Estratto della fonte:
- - - -
La sentenza non è soggetta ad ulteriori appelli e Patrick Zaki è stato arrestato direttamente in tribunale dopo la sentenza in preparazione del suo trasferimento alla stazione di polizia di Gamasa e poi al carcere, lo hanno confermato i suoi legali presenti al momento del verdetto. Il ricercatore è stato portato via dall’aula attraverso il passaggio nella gabbia degli imputati tra le grida della madre e della fidanzata che lo attendevano all’esterno.

Zaki è stato portato via dall’aula attraverso il passaggio nella gabbia degli imputati tra le grida della madre e della fidanzata che attendevano all’esterno. «Calcolando la custodia cautelare» già scontata, «si tratta di un anno e due mesi» da passare ancora in carcere: lo ha detto Hazem Salah, uno degli avvocati di Zaki. La legale principale del ricercatore ha annunciato un ricorso contro la condanna: “Chiederemo al governatore militare di annullare la sentenza o di far rifare il processo come è avvenuto nel caso di Ahmed Samir Santawy”, ha detto Hoda Nasrallah parlando all’Ansa. “La sentenza non è soggetta ad appello o cassazione”, precisa il legale. 

 Il caso giudiziario del 32enne era iniziato con il fermo del 7 febbraio 2020 e la formalizzazione dell’arresto il giorno dopo, e durava ormai da tre anni e mezzo, di cui quasi uno già passato in carcere. Una vicenda giudiziaria lunghissima e costellata di innumerevoli rinvii che ha portato Patrick Zaki a patire anche il carcere prima della liberazione, arrivata però solo a seguito di proteste e pressioni internazionali, soprattutto dall’Italia, dove Zaki studiava. I tre giudici che dal settembre 2021 si sono avvicendati alla guida del processo, infatti, hanno più volte rinviato udienze e sentenze per cavilli burocratici, prolungando un’attesa diventata sempre più snervante. Del resto però la sentenza diventerà inappellabile, come sottolineato dallo stesso Patrick subito dopo la precedente udienza del 9 maggio scorso, ricordando che il giudice monocratico della Corte della Sicurezza dello Stato ha ricevuto tutte le carte del caso e non ci saranno altre possibilità di discussioni in Tribunale.
- - - -
Materiale di studio:

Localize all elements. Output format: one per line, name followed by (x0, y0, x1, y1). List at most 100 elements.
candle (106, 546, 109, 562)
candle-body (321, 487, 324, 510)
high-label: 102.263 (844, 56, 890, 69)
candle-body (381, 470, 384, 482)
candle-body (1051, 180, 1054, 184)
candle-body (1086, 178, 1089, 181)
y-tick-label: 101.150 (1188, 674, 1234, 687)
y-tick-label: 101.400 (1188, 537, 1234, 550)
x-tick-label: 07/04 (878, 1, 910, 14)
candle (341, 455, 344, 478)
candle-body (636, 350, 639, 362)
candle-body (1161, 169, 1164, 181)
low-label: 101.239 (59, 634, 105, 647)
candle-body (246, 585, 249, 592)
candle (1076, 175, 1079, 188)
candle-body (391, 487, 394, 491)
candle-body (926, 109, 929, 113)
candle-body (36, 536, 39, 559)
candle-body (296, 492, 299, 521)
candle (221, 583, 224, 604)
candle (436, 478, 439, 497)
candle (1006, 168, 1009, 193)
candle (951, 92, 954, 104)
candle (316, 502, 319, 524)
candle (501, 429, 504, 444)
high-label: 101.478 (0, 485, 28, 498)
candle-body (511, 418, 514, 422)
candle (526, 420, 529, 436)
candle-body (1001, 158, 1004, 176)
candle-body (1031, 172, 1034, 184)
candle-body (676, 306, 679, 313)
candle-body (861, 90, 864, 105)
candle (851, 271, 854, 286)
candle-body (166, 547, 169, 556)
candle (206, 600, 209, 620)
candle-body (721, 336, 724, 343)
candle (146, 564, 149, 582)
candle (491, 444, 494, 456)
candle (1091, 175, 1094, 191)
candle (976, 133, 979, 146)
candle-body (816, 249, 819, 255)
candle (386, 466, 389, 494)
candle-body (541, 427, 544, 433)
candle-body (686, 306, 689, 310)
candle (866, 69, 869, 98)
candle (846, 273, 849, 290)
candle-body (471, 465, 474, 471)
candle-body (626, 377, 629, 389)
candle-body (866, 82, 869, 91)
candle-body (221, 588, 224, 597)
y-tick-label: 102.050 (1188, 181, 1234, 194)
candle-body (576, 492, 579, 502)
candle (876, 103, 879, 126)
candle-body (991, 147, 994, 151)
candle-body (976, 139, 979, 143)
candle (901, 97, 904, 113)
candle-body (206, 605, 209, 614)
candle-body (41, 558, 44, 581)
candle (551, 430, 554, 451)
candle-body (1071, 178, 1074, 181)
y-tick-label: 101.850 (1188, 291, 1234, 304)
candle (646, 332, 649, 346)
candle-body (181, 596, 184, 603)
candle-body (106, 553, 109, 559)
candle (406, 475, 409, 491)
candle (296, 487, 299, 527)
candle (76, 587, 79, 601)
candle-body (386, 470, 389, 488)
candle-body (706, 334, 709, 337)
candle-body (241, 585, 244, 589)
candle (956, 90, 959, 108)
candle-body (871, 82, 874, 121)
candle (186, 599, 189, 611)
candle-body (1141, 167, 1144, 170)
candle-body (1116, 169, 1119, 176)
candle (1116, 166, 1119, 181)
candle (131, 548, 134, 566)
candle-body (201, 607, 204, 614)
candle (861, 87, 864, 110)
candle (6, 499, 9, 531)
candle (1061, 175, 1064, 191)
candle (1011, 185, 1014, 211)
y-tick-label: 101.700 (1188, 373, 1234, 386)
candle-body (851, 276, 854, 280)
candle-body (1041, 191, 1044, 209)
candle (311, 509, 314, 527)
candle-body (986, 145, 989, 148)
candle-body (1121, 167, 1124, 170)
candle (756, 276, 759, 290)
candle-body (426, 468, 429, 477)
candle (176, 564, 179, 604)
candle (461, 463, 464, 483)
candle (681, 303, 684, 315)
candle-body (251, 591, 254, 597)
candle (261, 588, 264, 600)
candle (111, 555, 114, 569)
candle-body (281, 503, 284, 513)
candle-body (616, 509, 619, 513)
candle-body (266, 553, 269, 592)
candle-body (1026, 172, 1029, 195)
- - - -
Attività da svolgere:
Copia fedelmente il passo dell'articolo sulla condanna di Patrick Zaki che inizia con le parole contenenti "Zaki è stato portato" e termina con "precisa il legale.".

Soluzione del compito:
Zaki è stato portato via dall’aula attraverso il passaggio nella gabbia degli imputati tra le grida della madre e della fidanzata che attendevano all’esterno. «Calcolando la custodia cautelare» già scontata, «si tratta di un anno e due mesi» da passare ancora in carcere: lo ha detto Hazem Salah, uno degli avvocati di Zaki. La legale principale del ricercatore ha annunciato un ricorso contro la condanna: “Chiederemo al governatore militare di annullare la sentenza o di far rifare il processo come è avvenuto nel caso di Ahmed Samir Santawy”, ha detto Hoda Nasrallah parlando all’Ansa. “La sentenza non è soggetta ad appello o cassazione”, precisa il legale.